[Start Data supplied]
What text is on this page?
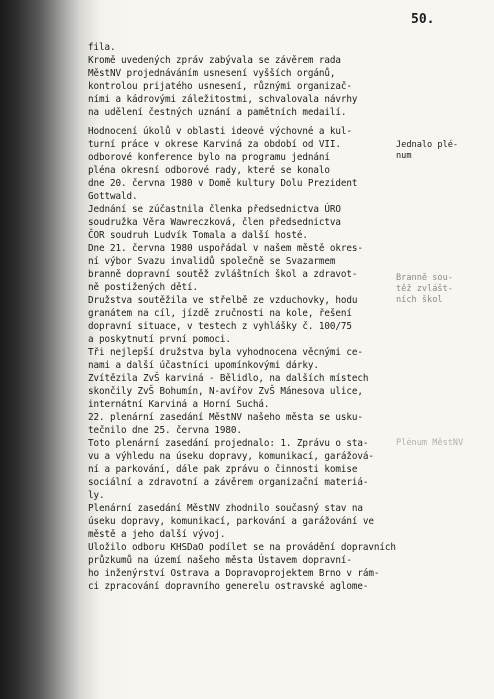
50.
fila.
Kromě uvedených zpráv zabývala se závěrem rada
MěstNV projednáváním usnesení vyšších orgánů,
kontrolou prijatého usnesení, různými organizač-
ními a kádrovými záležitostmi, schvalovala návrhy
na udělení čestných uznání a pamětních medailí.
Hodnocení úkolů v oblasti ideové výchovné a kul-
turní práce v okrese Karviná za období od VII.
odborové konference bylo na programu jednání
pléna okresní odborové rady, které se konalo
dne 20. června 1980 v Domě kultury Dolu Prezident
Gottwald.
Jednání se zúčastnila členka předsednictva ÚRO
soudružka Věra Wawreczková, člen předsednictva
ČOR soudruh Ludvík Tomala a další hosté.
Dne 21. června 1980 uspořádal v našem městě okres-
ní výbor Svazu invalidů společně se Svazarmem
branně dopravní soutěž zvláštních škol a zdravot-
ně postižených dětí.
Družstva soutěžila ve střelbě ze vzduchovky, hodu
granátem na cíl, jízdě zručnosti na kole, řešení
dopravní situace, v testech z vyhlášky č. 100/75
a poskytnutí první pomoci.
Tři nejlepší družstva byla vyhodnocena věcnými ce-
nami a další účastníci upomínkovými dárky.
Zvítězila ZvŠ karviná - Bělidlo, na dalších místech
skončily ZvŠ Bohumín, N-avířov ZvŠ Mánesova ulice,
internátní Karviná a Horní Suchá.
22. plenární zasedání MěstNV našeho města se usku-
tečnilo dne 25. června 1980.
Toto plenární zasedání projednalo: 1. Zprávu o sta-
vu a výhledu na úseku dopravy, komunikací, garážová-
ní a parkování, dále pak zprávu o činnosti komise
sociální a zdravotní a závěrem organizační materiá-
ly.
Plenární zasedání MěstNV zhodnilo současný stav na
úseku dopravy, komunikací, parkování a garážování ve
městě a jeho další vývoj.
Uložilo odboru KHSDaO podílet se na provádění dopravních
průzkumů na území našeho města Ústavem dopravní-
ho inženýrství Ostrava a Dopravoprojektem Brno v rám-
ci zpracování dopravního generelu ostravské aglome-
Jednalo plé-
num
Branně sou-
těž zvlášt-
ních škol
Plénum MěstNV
[End Data supplied]
[Start Data supplied]
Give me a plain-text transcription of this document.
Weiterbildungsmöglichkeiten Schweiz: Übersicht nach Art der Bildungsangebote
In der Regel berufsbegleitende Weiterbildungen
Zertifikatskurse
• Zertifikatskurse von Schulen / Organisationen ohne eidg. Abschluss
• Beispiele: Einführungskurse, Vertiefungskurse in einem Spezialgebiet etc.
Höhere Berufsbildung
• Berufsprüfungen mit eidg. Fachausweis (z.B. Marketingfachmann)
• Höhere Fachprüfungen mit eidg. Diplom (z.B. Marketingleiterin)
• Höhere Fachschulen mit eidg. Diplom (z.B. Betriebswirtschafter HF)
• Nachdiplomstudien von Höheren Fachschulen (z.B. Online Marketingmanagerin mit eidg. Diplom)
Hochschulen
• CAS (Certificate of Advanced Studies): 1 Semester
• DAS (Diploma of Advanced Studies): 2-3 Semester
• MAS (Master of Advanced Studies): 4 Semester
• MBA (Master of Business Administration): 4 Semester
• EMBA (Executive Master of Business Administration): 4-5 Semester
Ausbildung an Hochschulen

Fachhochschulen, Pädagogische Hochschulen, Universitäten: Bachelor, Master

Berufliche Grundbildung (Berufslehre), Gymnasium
[End Data supplied]
**What this task involves**
How many lines of the records contain the string "text"? Respond with the number alone.

**Task output**
2